* _Text_
☆ ☆ ☆
7. The Yiddish Policemen’s Union

Wikipedia

In Michael Chabon’s novel The Yiddish Policemen’s Union, a chess player is murdered, with a presumably unfinished game of chess left at the scene of the crime. Or is it unfinished? Dun-dun-DUNNNNN.

8. Unsound Variations

SFRevu

In Dreamsongs, an anthology of short stories, George R.R. Martin writes about the repercussions of a missed sacrificing attack during a collegiate chess tournament. Martin, for his part, is a Life Member of the U.S. Chess Federation.

9. Deep Thought

Movies Era

In Douglas Adams’s novel The Hitchhiker’s Guide to the Galaxy, a powerful supercomputer named Deep Thought is built to find the ultimate answer to life, the universe, and everything. It makes perfect sense, then, that when IBM engineers built a powerful chess computer in 1989, they borrowed the name. Former world chess champion Garry Kasparov bested Deep Thought in both games of their match.

10. Through the Looking-Glass

Wikipedia

Lewis Carroll’s Through the Looking-Glass is based on a game of chess, with characters often represented as pieces, and scenes as squares on a board. Alice is, of course, a pawn; if she makes it to the eighth rank, she will become a queen.

11. Bill & Ted's Bogus Journey

After Bill and Ted are killed, the Grim Reaper promises to resurrect them if they can beat him in a game of chess. They opt for Battleship, Twister, and Clue.

12. Nightfall

Wikipedia

In Isaac Asimov’s Nightfall, a multiplayer chess variation is played that makes tri-dimensional chess seem reserved. “The men about the table had brought out a multi-chess board and started a six-member game. Moves were made rapidly and in silence. All eyes bent in furious concentration on the board.”

13. 1984

Goodreads

Syme, who works for the Ministry of Truth and is helping write the next edition of the Newspeak dictionary, is on Oceania’s chess committee. Winston knows that Syme has been vaporized when the latter’s name is quietly removed from the committee roster. “It looked almost exactly as it had looked before—nothing had been crossed out—but it was one name shorter. It was enough. Syme had ceased to exist: he had never existed.”

14. The Tempest

Wikimedia Commons

In the final scene of Shakespeare’s romance The Tempest, Ferdinand is found to be playing a game of chess against Miranda. Chess is an important symbol in the play. Prospero has moved the characters around his island much like a chess player might move pieces. Likewise, Prospero is, in a way, trying to capture a king—Ferdinand’s father, Alonso.

15. The Chessmen of Mars

Encyclopedia Barsoomia

Edgar Rice Burroughs was an avid chess player, going so far as to invent his own variant, called Jetan, in his 1922 novel The Chessmen of Mars.
☆ ☆ ☆
* _Data_
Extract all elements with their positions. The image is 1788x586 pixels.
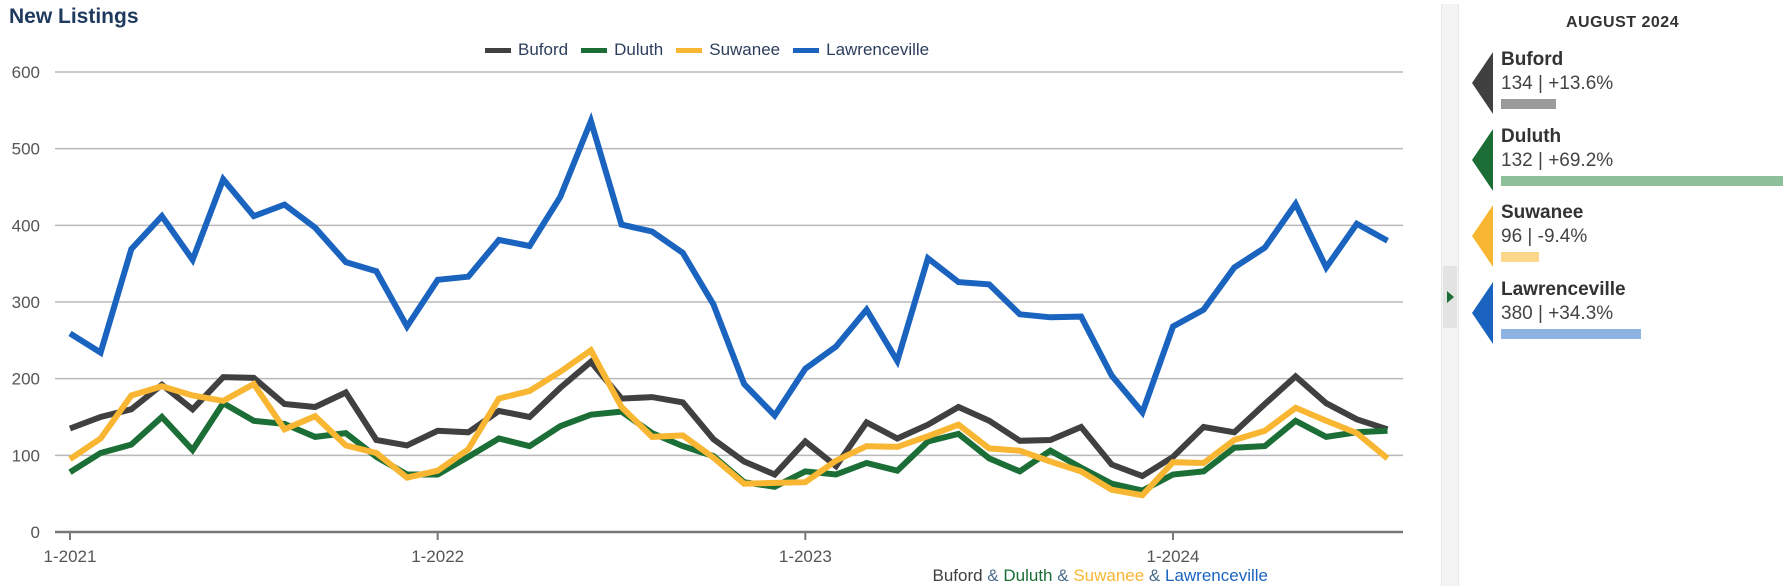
☆ ☆ ☆
* _Problems to work on_
1. Using the chess list, decide whether each statement agrees with it, and answer yes or no while quoting the deciding words: (a) Garry Kasparov won both games of his match against Deep Thought; (b) Bill and Ted agree to play chess against the Grim Reaper; (c) Edgar Rice Burroughs created a chess variant called Jetan in a 1922 novel.
2. Repeat the part of the chess list that opens with the words containing "14. The Tempest" and closes with "king—Ferdinand’s father, Alonso.".
The lines above are separate from the chess list.

* _Answers to the exercise_
1.
(a) Yes: "Former world chess champion Garry Kasparov bested Deep Thought in both games of their match."
(b) No: "They opt for Battleship, Twister, and Clue."
(c) Yes: "going so far as to invent his own variant, called Jetan, in his 1922 novel The Chessmen of Mars."

2.
14. The Tempest

Wikimedia Commons

In the final scene of Shakespeare’s romance The Tempest, Ferdinand is found to be playing a game of chess against Miranda. Chess is an important symbol in the play. Prospero has moved the characters around his island much like a chess player might move pieces. Likewise, Prospero is, in a way, trying to capture a king—Ferdinand’s father, Alonso.